Written task:
From the data that follows, copy every line holding the string "görevlerindeki".

Data extract:

[Begin]

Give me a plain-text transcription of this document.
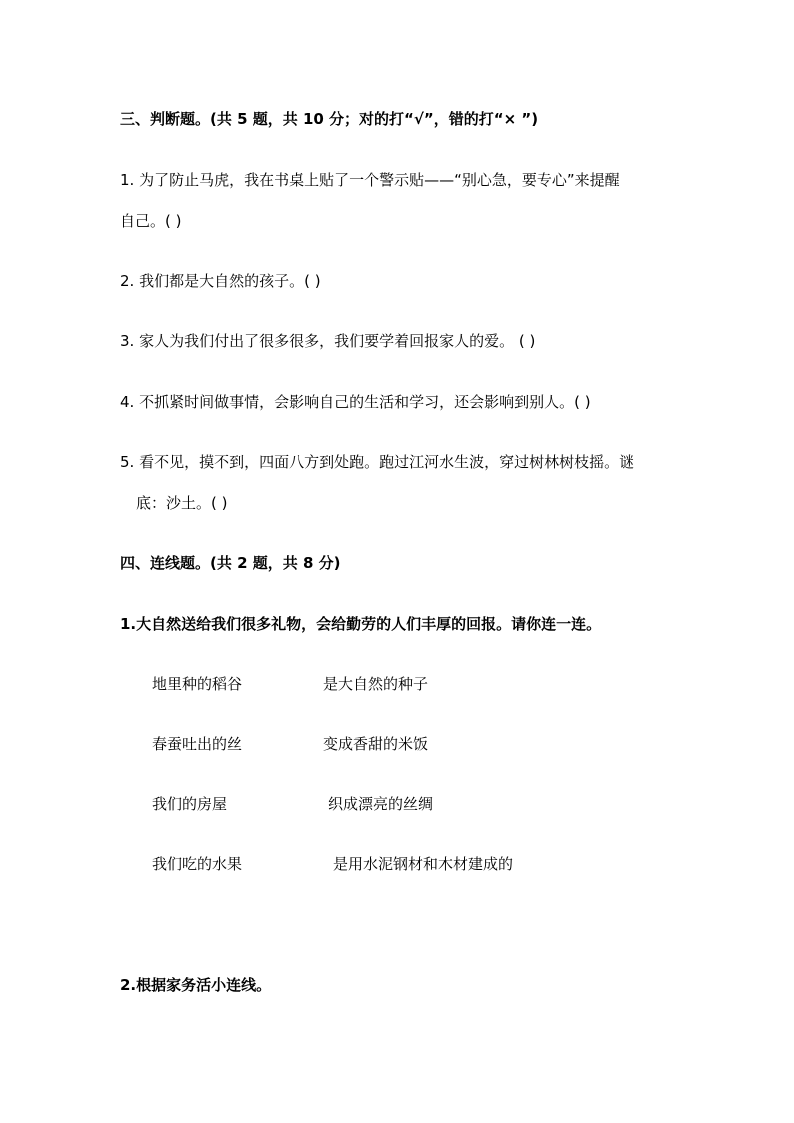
三、判断题。(共 5 题，共 10 分；对的打“√”，错的打“× ”)
1. 为了防止马虎，我在书桌上贴了一个警示贴——“别心急，要专心”来提醒
自己。( )
2. 我们都是大自然的孩子。( )
3. 家人为我们付出了很多很多，我们要学着回报家人的爱。 ( )
4. 不抓紧时间做事情，会影响自己的生活和学习，还会影响到别人。( )
5. 看不见，摸不到，四面八方到处跑。跑过江河水生波，穿过树林树枝摇。谜
底：沙土。( )
四、连线题。(共 2 题，共 8 分)
1.大自然送给我们很多礼物，会给勤劳的人们丰厚的回报。请你连一连。
地里种的稻谷	是大自然的种子
春蚕吐出的丝	变成香甜的米饭
我们的房屋	织成漂亮的丝绸
我们吃的水果	是用水泥钢材和木材建成的
2.根据家务活小连线。
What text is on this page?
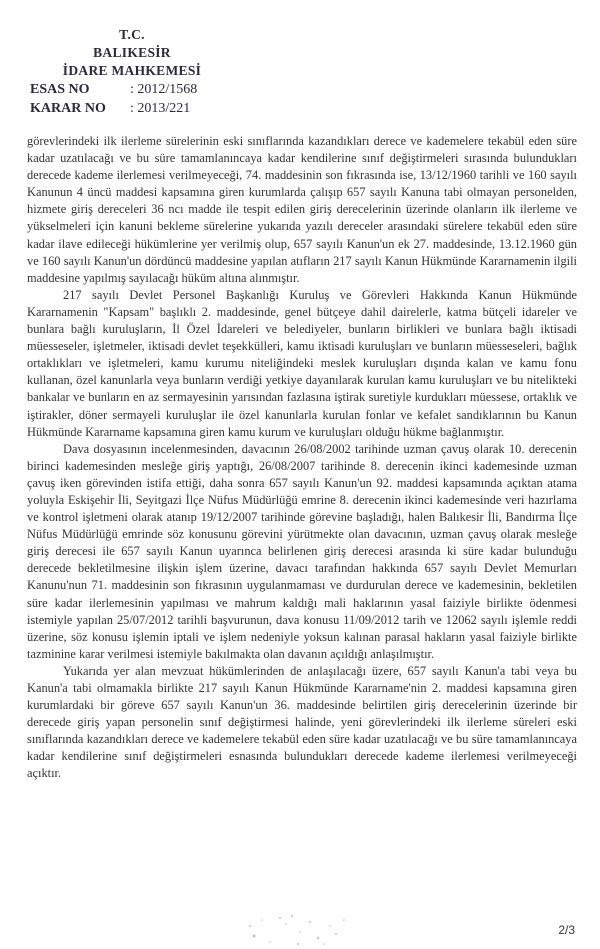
T.C.
BALIKESİR
İDARE MAHKEMESİ
ESAS NO	: 2012/1568
KARAR NO : 2013/221

görevlerindeki ilk ilerleme sürelerinin eski sınıflarında kazandıkları derece ve kademelere tekabül eden süre kadar uzatılacağı ve bu süre tamamlanıncaya kadar kendilerine sınıf değiştirmeleri sırasında bulundukları derecede kademe ilerlemesi verilmeyeceği, 74. maddesinin son fıkrasında ise, 13/12/1960 tarihli ve 160 sayılı Kanunun 4 üncü maddesi kapsamına giren kurumlarda çalışıp 657 sayılı Kanuna tabi olmayan personelden, hizmete giriş dereceleri 36 ncı madde ile tespit edilen giriş derecelerinin üzerinde olanların ilk ilerleme ve yükselmeleri için kanuni bekleme sürelerine yukarıda yazılı dereceler arasındaki sürelere tekabül eden süre kadar ilave edileceği hükümlerine yer verilmiş olup, 657 sayılı Kanun'un ek 27. maddesinde, 13.12.1960 gün ve 160 sayılı Kanun'un dördüncü maddesine yapılan atıfların 217 sayılı Kanun Hükmünde Kararnamenin ilgili maddesine yapılmış sayılacağı hüküm altına alınmıştır.

217 sayılı Devlet Personel Başkanlığı Kuruluş ve Görevleri Hakkında Kanun Hükmünde Kararnamenin "Kapsam" başlıklı 2. maddesinde, genel bütçeye dahil dairelerle, katma bütçeli idareler ve bunlara bağlı kuruluşların, İl Özel İdareleri ve belediyeler, bunların birlikleri ve bunlara bağlı iktisadi müesseseler, işletmeler, iktisadi devlet teşekkülleri, kamu iktisadi kuruluşları ve bunların müesseseleri, bağlık ortaklıkları ve işletmeleri, kamu kurumu niteliğindeki meslek kuruluşları dışında kalan ve kamu fonu kullanan, özel kanunlarla veya bunların verdiği yetkiye dayanılarak kurulan kamu kuruluşları ve bu nitelikteki bankalar ve bunların en az sermayesinin yarısından fazlasına iştirak suretiyle kurdukları müessese, ortaklık ve iştirakler, döner sermayeli kuruluşlar ile özel kanunlarla kurulan fonlar ve kefalet sandıklarının bu Kanun Hükmünde Kararname kapsamına giren kamu kurum ve kuruluşları olduğu hükme bağlanmıştır.

Dava dosyasının incelenmesinden, davacının 26/08/2002 tarihinde uzman çavuş olarak 10. derecenin birinci kademesinden mesleğe giriş yaptığı, 26/08/2007 tarihinde 8. derecenin ikinci kademesinde uzman çavuş iken görevinden istifa ettiği, daha sonra 657 sayılı Kanun'un 92. maddesi kapsamında açıktan atama yoluyla Eskişehir İli, Seyitgazi İlçe Nüfus Müdürlüğü emrine 8. derecenin ikinci kademesinde veri hazırlama ve kontrol işletmeni olarak atanıp 19/12/2007 tarihinde görevine başladığı, halen Balıkesir İli, Bandırma İlçe Nüfus Müdürlüğü emrinde söz konusunu görevini yürütmekte olan davacının, uzman çavuş olarak mesleğe giriş derecesi ile 657 sayılı Kanun uyarınca belirlenen giriş derecesi arasında ki süre kadar bulunduğu derecede bekletilmesine ilişkin işlem üzerine, davacı tarafından hakkında 657 sayılı Devlet Memurları Kanunu'nun 71. maddesinin son fıkrasının uygulanmaması ve durdurulan derece ve kademesinin, bekletilen süre kadar ilerlemesinin yapılması ve mahrum kaldığı mali haklarının yasal faiziyle birlikte ödenmesi istemiyle yapılan 25/07/2012 tarihli başvurunun, dava konusu 11/09/2012 tarih ve 12062 sayılı işlemle reddi üzerine, söz konusu işlemin iptali ve işlem nedeniyle yoksun kalınan parasal hakların yasal faiziyle birlikte tazminine karar verilmesi istemiyle bakılmakta olan davanın açıldığı anlaşılmıştır.

Yukarıda yer alan mevzuat hükümlerinden de anlaşılacağı üzere, 657 sayılı Kanun'a tabi veya bu Kanun'a tabi olmamakla birlikte 217 sayılı Kanun Hükmünde Kararname'nin 2. maddesi kapsamına giren kurumlardaki bir göreve 657 sayılı Kanun'un 36. maddesinde belirtilen giriş derecelerinin üzerinde bir derecede giriş yapan personelin sınıf değiştirmesi halinde, yeni görevlerindeki ilk ilerleme süreleri eski sınıflarında kazandıkları derece ve kademelere tekabül eden süre kadar uzatılacağı ve bu süre tamamlanıncaya kadar kendilerine sınıf değiştirmeleri esnasında bulundukları derecede kademe ilerlemesi verilmeyeceği açıktır.

2/3
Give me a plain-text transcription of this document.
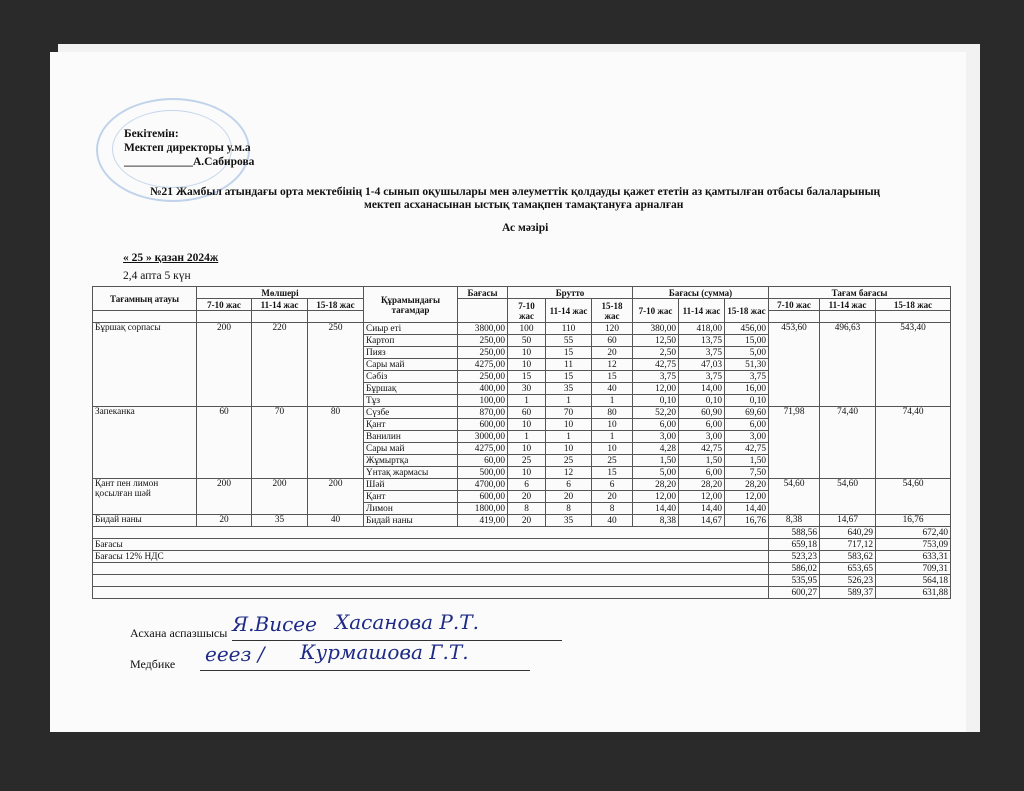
Бекітемін:
Мектеп директоры у.м.а
____________А.Сабирова
№21 Жамбыл атындағы орта мектебінің 1-4 сынып оқушылары мен әлеуметтік қолдауды қажет ететін аз қамтылған отбасы балаларының
мектеп асханасынан ыстық тамақпен тамақтануға арналған
Ас мәзірі
« 25 » қазан 2024ж
2,4 апта 5 күн
Тағамның атауы	Мөлшері			Құрамындағы тағамдар	Бағасы	Брутто			Бағасы (сумма)			Тағам бағасы		
	7-10 жас	11-14 жас	15-18 жас			7-10 жас	11-14 жас	15-18 жас	7-10 жас	11-14 жас	15-18 жас	7-10 жас	11-14 жас	15-18 жас

Бұршақ сорпасы	200	220	250	Сиыр еті	3800,00	100	110	120	380,00	418,00	456,00	453,60	496,63	543,40
				Картоп	250,00	50	55	60	12,50	13,75	15,00			
				Пияз	250,00	10	15	20	2,50	3,75	5,00			
				Сары май	4275,00	10	11	12	42,75	47,03	51,30			
				Сәбіз	250,00	15	15	15	3,75	3,75	3,75			
				Бұршақ	400,00	30	35	40	12,00	14,00	16,00			
				Тұз	100,00	1	1	1	0,10	0,10	0,10			
Запеканка	60	70	80	Сүзбе	870,00	60	70	80	52,20	60,90	69,60	71,98	74,40	74,40
				Қант	600,00	10	10	10	6,00	6,00	6,00			
				Ванилин	3000,00	1	1	1	3,00	3,00	3,00			
				Сары май	4275,00	10	10	10	4,28	42,75	42,75			
				Жұмыртқа	60,00	25	25	25	1,50	1,50	1,50			
				Үнтақ жармасы	500,00	10	12	15	5,00	6,00	7,50			
Қант пен лимон қосылған шәй	200	200	200	Шәй	4700,00	6	6	6	28,20	28,20	28,20	54,60	54,60	54,60
				Қант	600,00	20	20	20	12,00	12,00	12,00			
				Лимон	1800,00	8	8	8	14,40	14,40	14,40			
Бидай наны	20	35	40	Бидай наны	419,00	20	35	40	8,38	14,67	16,76	8,38	14,67	16,76
												588,56	640,29	672,40
Бағасы												659,18	717,12	753,09
Бағасы 12% НДС												523,23	583,62	633,31
												586,02	653,65	709,31
												535,95	526,23	564,18
												600,27	589,37	631,88
Асхана аспазшысы Я.Висее Хасанова Р.Т.
Медбике ееез / Курмашова Г.Т.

[End]

Task solution:
görevlerindeki ilk ilerleme sürelerinin eski sınıflarında kazandıkları derece ve kademelere tekabül eden süre kadar uzatılacağı ve bu süre tamamlanıncaya kadar kendilerine sınıf değiştirmeleri sırasında bulundukları derecede kademe ilerlemesi verilmeyeceği, 74. maddesinin son fıkrasında ise, 13/12/1960 tarihli ve 160 sayılı Kanunun 4 üncü maddesi kapsamına giren kurumlarda çalışıp 657 sayılı Kanuna tabi olmayan personelden, hizmete giriş dereceleri 36 ncı madde ile tespit edilen giriş derecelerinin üzerinde olanların ilk ilerleme ve yükselmeleri için kanuni bekleme sürelerine yukarıda yazılı dereceler arasındaki sürelere tekabül eden süre kadar ilave edileceği hükümlerine yer verilmiş olup, 657 sayılı Kanun'un ek 27. maddesinde, 13.12.1960 gün ve 160 sayılı Kanun'un dördüncü maddesine yapılan atıfların 217 sayılı Kanun Hükmünde Kararnamenin ilgili maddesine yapılmış sayılacağı hüküm altına alınmıştır.
Yukarıda yer alan mevzuat hükümlerinden de anlaşılacağı üzere, 657 sayılı Kanun'a tabi veya bu Kanun'a tabi olmamakla birlikte 217 sayılı Kanun Hükmünde Kararname'nin 2. maddesi kapsamına giren kurumlardaki bir göreve 657 sayılı Kanun'un 36. maddesinde belirtilen giriş derecelerinin üzerinde bir derecede giriş yapan personelin sınıf değiştirmesi halinde, yeni görevlerindeki ilk ilerleme süreleri eski sınıflarında kazandıkları derece ve kademelere tekabül eden süre kadar uzatılacağı ve bu süre tamamlanıncaya kadar kendilerine sınıf değiştirmeleri esnasında bulundukları derecede kademe ilerlemesi verilmeyeceği açıktır.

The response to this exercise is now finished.